TASK DESCRIPTION: Copy each line of the data below exactly, leaving out pictures.

ENTRIES SUPPLIED:
################

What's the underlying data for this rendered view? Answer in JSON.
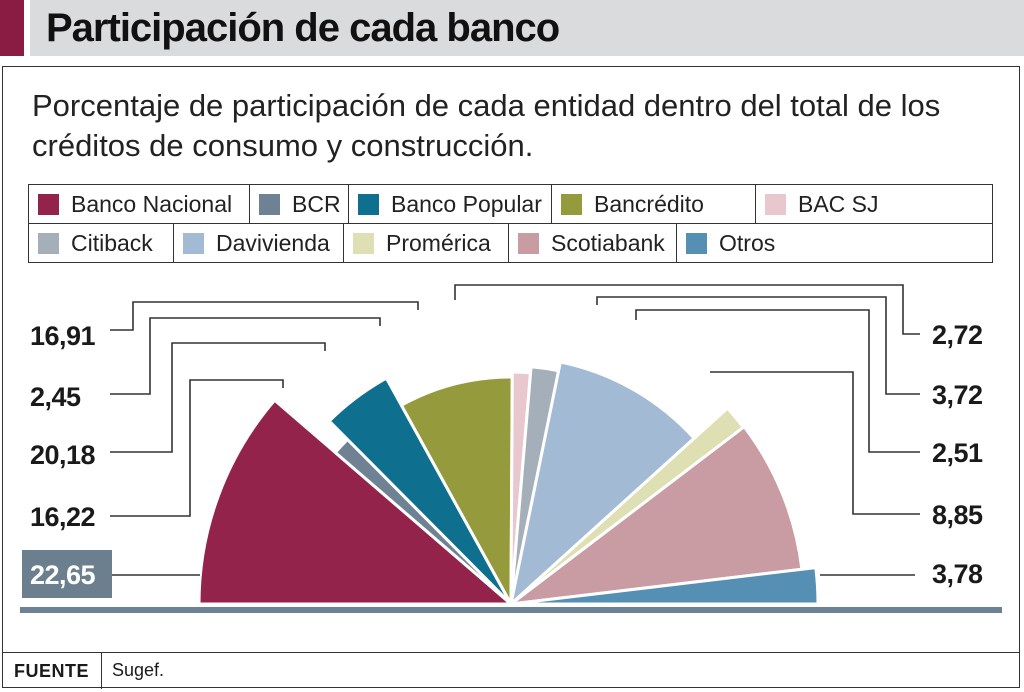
{
  "header": {
    "title": "Participación de cada banco"
  },
  "chart_data": {
    "type": "pie",
    "subtitle": "Porcentaje de participación de cada entidad dentro del total de los créditos de consumo y construcción.",
    "categories": [
      "Banco Nacional",
      "BCR",
      "Banco Popular",
      "Bancrédito",
      "BAC SJ",
      "Citiback",
      "Davivienda",
      "Promérica",
      "Scotiabank",
      "Otros"
    ],
    "values": [
      22.65,
      2.45,
      8.85,
      16.22,
      2.51,
      3.72,
      20.18,
      2.72,
      16.91,
      3.78
    ],
    "slices": [
      {
        "name": "Banco Nacional",
        "value": 22.65,
        "label": "",
        "color": "#93234b"
      },
      {
        "name": "BCR",
        "value": 2.45,
        "label": "",
        "color": "#6e8294"
      },
      {
        "name": "Banco Popular",
        "value": 8.85,
        "label": "",
        "color": "#0f6f8f"
      },
      {
        "name": "Bancrédito",
        "value": 16.22,
        "label": "",
        "color": "#959b3c"
      },
      {
        "name": "BAC SJ",
        "value": 2.51,
        "label": "",
        "color": "#e9c7cf"
      },
      {
        "name": "Citiback",
        "value": 3.72,
        "label": "",
        "color": "#a5afba"
      },
      {
        "name": "Davivienda",
        "value": 20.18,
        "label": "",
        "color": "#a2bad3"
      },
      {
        "name": "Promérica",
        "value": 2.72,
        "label": "",
        "color": "#dfdfb4"
      },
      {
        "name": "Scotiabank",
        "value": 16.91,
        "label": "",
        "color": "#c99ba2"
      },
      {
        "name": "Otros",
        "value": 3.78,
        "label": "",
        "color": "#568fb4"
      }
    ],
    "legend_placement": "top",
    "left_labels": [
      "16,91",
      "2,45",
      "20,18",
      "16,22",
      "22,65"
    ],
    "right_labels": [
      "2,72",
      "3,72",
      "2,51",
      "8,85",
      "3,78"
    ],
    "highlight_label": "22,65",
    "highlight_color": "#6b7f8f",
    "baseline_color": "#6b8294"
  },
  "legend": {
    "rows": [
      [
        {
          "label": "Banco Nacional",
          "color": "#93234b"
        },
        {
          "label": "BCR",
          "color": "#6e8294"
        },
        {
          "label": "Banco Popular",
          "color": "#0f6f8f"
        },
        {
          "label": "Bancrédito",
          "color": "#959b3c"
        },
        {
          "label": "BAC SJ",
          "color": "#e9c7cf"
        }
      ],
      [
        {
          "label": "Citiback",
          "color": "#a5afba"
        },
        {
          "label": "Davivienda",
          "color": "#a2bad3"
        },
        {
          "label": "Promérica",
          "color": "#dfdfb4"
        },
        {
          "label": "Scotiabank",
          "color": "#c99ba2"
        },
        {
          "label": "Otros",
          "color": "#568fb4"
        }
      ]
    ]
  },
  "footer": {
    "label": "FUENTE",
    "source": "Sugef."
  }
}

################

COMPLETED TASK:
What's the underlying data for this rendered view? Answer in JSON.
{
  "header": {
    "title": "Participación de cada banco"
  },
  "chart_data": {
    "type": "pie",
    "subtitle": "Porcentaje de participación de cada entidad dentro del total de los créditos de consumo y construcción.",
    "categories": [
      "Banco Nacional",
      "BCR",
      "Banco Popular",
      "Bancrédito",
      "BAC SJ",
      "Citiback",
      "Davivienda",
      "Promérica",
      "Scotiabank",
      "Otros"
    ],
    "values": [
      22.65,
      2.45,
      8.85,
      16.22,
      2.51,
      3.72,
      20.18,
      2.72,
      16.91,
      3.78
    ],
    "slices": [
      {
        "name": "Banco Nacional",
        "value": 22.65,
        "label": "",
        "color": "#93234b"
      },
      {
        "name": "BCR",
        "value": 2.45,
        "label": "",
        "color": "#6e8294"
      },
      {
        "name": "Banco Popular",
        "value": 8.85,
        "label": "",
        "color": "#0f6f8f"
      },
      {
        "name": "Bancrédito",
        "value": 16.22,
        "label": "",
        "color": "#959b3c"
      },
      {
        "name": "BAC SJ",
        "value": 2.51,
        "label": "",
        "color": "#e9c7cf"
      },
      {
        "name": "Citiback",
        "value": 3.72,
        "label": "",
        "color": "#a5afba"
      },
      {
        "name": "Davivienda",
        "value": 20.18,
        "label": "",
        "color": "#a2bad3"
      },
      {
        "name": "Promérica",
        "value": 2.72,
        "label": "",
        "color": "#dfdfb4"
      },
      {
        "name": "Scotiabank",
        "value": 16.91,
        "label": "",
        "color": "#c99ba2"
      },
      {
        "name": "Otros",
        "value": 3.78,
        "label": "",
        "color": "#568fb4"
      }
    ],
    "legend_placement": "top",
    "left_labels": [
      "16,91",
      "2,45",
      "20,18",
      "16,22",
      "22,65"
    ],
    "right_labels": [
      "2,72",
      "3,72",
      "2,51",
      "8,85",
      "3,78"
    ],
    "highlight_label": "22,65",
    "highlight_color": "#6b7f8f",
    "baseline_color": "#6b8294"
  },
  "legend": {
    "rows": [
      [
        {
          "label": "Banco Nacional",
          "color": "#93234b"
        },
        {
          "label": "BCR",
          "color": "#6e8294"
        },
        {
          "label": "Banco Popular",
          "color": "#0f6f8f"
        },
        {
          "label": "Bancrédito",
          "color": "#959b3c"
        },
        {
          "label": "BAC SJ",
          "color": "#e9c7cf"
        }
      ],
      [
        {
          "label": "Citiback",
          "color": "#a5afba"
        },
        {
          "label": "Davivienda",
          "color": "#a2bad3"
        },
        {
          "label": "Promérica",
          "color": "#dfdfb4"
        },
        {
          "label": "Scotiabank",
          "color": "#c99ba2"
        },
        {
          "label": "Otros",
          "color": "#568fb4"
        }
      ]
    ]
  },
  "footer": {
    "label": "FUENTE",
    "source": "Sugef."
  }
}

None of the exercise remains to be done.